GOAL OF THE EXERCISE> Pick every line with "cdot" from the material below.

— START OF RECORDS FOR THIS EXERCISE —

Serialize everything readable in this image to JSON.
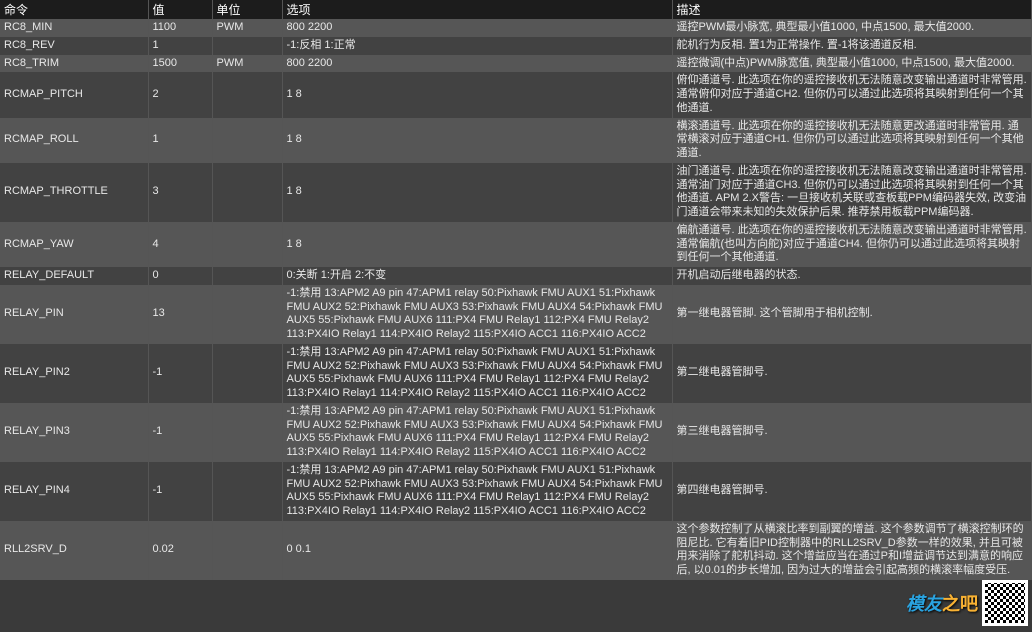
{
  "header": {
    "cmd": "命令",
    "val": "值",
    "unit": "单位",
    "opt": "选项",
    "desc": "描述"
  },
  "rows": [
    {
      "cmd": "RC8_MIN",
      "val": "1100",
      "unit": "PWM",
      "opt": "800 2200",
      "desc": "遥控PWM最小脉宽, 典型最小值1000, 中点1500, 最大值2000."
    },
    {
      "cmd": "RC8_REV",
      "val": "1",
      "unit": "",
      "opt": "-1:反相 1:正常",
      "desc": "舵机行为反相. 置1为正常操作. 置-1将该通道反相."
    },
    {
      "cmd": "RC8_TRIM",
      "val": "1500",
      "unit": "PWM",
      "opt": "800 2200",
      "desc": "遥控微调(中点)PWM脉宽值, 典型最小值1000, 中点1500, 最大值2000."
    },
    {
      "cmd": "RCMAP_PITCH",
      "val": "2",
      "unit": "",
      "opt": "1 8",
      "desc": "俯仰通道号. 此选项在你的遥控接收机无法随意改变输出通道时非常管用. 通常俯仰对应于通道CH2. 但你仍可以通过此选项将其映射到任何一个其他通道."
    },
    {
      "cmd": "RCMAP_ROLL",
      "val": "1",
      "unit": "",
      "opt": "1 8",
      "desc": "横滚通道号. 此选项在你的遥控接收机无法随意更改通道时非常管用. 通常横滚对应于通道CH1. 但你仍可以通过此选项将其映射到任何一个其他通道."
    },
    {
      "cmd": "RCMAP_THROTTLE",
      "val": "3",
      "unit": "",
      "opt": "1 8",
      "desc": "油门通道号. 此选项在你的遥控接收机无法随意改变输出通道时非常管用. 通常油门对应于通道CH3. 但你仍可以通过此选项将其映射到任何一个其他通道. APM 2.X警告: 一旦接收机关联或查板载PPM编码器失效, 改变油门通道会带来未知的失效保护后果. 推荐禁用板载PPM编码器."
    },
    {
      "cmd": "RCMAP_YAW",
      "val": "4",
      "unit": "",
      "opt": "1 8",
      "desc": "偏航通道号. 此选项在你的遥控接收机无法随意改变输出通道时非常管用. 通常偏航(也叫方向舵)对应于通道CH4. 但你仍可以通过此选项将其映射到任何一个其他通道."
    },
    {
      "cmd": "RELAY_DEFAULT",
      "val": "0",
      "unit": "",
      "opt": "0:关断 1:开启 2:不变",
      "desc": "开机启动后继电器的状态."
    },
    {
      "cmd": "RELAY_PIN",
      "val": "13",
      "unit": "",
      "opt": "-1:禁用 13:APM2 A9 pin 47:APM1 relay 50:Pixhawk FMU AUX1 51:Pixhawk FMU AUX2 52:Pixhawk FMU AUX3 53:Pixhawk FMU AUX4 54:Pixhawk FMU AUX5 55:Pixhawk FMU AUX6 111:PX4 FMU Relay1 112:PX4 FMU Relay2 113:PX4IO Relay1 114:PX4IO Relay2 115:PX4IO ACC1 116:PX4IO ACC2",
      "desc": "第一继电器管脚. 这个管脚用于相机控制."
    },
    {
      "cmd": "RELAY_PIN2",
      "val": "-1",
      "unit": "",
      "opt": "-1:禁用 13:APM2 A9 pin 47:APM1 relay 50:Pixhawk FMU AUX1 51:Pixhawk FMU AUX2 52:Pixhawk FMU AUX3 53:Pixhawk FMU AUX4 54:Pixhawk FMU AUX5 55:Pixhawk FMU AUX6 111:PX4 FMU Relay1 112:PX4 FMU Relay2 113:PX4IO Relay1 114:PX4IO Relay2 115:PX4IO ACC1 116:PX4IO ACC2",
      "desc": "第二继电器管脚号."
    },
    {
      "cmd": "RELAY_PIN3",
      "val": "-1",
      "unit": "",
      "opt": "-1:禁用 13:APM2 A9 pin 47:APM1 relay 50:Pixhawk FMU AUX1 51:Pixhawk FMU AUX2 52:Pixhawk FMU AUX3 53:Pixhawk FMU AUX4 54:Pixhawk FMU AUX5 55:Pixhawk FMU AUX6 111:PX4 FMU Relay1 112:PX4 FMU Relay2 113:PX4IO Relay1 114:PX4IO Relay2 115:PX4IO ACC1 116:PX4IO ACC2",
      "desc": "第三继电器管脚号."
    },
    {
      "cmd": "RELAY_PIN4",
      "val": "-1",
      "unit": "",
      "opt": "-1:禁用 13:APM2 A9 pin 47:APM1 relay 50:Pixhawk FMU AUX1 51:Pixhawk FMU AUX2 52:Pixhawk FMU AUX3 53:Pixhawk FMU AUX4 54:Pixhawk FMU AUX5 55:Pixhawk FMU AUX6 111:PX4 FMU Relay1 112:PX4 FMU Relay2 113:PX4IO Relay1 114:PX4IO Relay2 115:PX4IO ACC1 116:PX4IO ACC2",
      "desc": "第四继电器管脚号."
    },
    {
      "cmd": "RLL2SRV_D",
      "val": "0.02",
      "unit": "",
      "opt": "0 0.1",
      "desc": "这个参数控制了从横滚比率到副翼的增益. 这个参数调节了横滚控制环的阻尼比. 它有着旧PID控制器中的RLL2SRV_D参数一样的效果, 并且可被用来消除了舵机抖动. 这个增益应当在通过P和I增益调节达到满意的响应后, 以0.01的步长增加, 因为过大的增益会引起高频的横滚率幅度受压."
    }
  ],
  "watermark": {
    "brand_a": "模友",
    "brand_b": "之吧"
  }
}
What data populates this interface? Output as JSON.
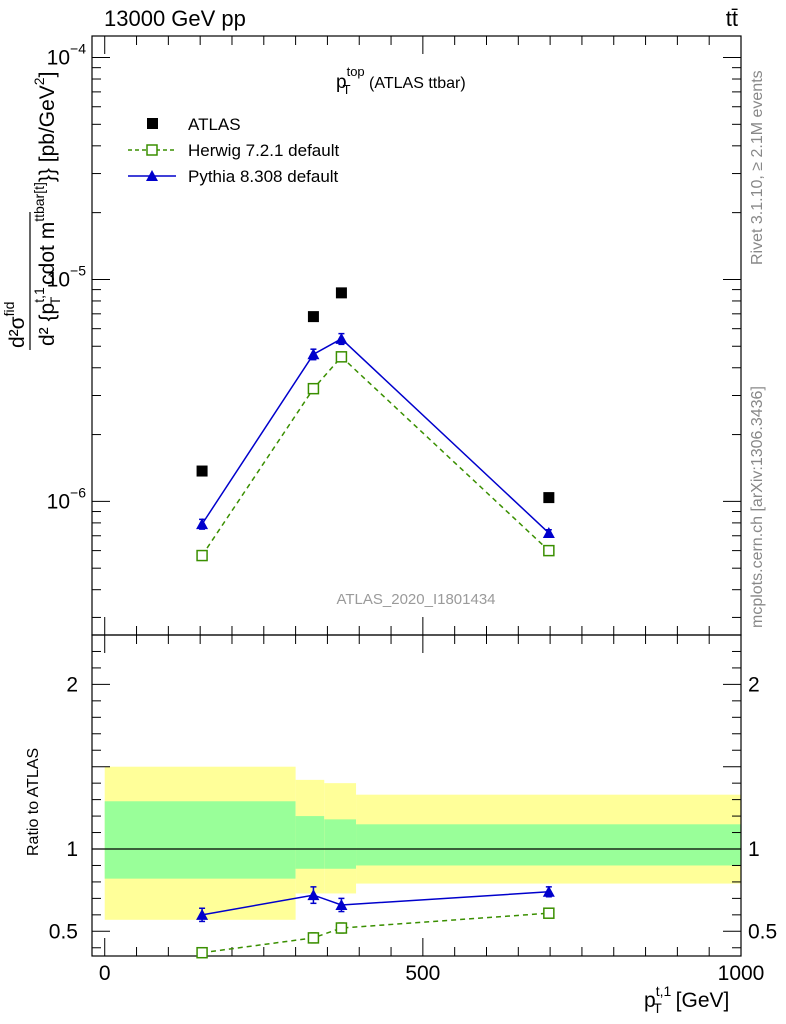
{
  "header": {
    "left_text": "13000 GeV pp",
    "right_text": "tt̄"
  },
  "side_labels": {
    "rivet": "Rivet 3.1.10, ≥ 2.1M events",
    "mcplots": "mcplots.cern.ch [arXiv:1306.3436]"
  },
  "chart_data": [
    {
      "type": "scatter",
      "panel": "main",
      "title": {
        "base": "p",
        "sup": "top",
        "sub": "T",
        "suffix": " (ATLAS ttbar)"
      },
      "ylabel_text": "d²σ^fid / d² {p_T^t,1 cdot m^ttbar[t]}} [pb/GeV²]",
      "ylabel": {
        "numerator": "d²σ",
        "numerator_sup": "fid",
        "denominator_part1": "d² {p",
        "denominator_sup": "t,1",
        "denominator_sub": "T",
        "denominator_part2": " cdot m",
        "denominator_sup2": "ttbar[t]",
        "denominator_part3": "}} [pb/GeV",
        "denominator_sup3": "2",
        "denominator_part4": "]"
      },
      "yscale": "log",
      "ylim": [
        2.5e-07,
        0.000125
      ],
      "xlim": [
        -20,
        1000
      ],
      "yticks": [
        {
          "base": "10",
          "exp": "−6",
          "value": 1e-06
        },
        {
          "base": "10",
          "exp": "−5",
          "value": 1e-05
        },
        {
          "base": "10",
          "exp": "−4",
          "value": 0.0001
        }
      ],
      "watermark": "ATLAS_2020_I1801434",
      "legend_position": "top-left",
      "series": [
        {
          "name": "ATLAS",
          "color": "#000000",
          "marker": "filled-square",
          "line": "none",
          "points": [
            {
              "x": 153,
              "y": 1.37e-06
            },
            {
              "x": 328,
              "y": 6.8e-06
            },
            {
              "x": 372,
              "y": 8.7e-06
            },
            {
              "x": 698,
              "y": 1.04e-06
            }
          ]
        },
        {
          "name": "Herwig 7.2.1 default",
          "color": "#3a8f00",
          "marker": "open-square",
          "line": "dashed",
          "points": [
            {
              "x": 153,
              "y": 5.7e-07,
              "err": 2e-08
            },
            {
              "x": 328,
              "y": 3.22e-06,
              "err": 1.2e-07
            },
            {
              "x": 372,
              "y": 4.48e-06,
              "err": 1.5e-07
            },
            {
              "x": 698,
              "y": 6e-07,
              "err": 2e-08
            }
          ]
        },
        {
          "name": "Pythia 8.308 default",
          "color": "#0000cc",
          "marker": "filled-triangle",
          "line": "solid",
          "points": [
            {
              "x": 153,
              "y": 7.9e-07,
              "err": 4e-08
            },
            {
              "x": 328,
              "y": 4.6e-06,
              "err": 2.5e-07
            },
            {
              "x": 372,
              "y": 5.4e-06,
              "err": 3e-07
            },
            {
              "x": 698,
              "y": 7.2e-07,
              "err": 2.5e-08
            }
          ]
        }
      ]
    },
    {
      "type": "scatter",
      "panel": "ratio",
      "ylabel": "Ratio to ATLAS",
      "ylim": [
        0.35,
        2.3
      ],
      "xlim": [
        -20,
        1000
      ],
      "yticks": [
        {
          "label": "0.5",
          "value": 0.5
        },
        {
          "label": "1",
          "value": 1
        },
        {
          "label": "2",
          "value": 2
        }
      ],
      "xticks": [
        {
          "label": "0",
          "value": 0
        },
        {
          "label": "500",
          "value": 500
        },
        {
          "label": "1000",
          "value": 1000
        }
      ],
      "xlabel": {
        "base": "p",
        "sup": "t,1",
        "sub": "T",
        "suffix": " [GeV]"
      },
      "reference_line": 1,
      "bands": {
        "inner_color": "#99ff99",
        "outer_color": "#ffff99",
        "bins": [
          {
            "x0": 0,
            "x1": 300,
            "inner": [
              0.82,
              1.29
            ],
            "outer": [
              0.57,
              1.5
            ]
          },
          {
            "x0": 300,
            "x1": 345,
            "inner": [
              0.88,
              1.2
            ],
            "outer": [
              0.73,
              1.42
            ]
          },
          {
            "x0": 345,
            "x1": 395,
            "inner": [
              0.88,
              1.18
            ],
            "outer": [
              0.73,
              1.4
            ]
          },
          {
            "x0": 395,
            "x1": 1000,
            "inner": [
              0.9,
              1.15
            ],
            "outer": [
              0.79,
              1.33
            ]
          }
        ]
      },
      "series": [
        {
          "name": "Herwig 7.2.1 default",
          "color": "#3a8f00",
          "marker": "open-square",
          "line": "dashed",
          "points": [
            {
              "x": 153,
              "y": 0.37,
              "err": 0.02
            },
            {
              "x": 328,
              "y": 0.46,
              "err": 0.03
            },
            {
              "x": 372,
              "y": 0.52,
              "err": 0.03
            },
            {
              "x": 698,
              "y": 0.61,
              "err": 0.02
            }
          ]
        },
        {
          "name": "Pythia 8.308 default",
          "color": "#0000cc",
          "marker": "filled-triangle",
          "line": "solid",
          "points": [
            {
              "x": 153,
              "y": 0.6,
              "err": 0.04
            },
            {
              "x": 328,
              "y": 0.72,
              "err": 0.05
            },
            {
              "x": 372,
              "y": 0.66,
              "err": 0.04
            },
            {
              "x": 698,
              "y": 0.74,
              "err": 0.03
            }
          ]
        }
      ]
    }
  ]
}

— END OF RECORDS FOR THIS EXERCISE —

WRITTEN RESPONSE>
      "ylabel_text": "d²σ^fid / d² {p_T^t,1 cdot m^ttbar[t]}} [pb/GeV²]",
        "denominator_part2": " cdot m",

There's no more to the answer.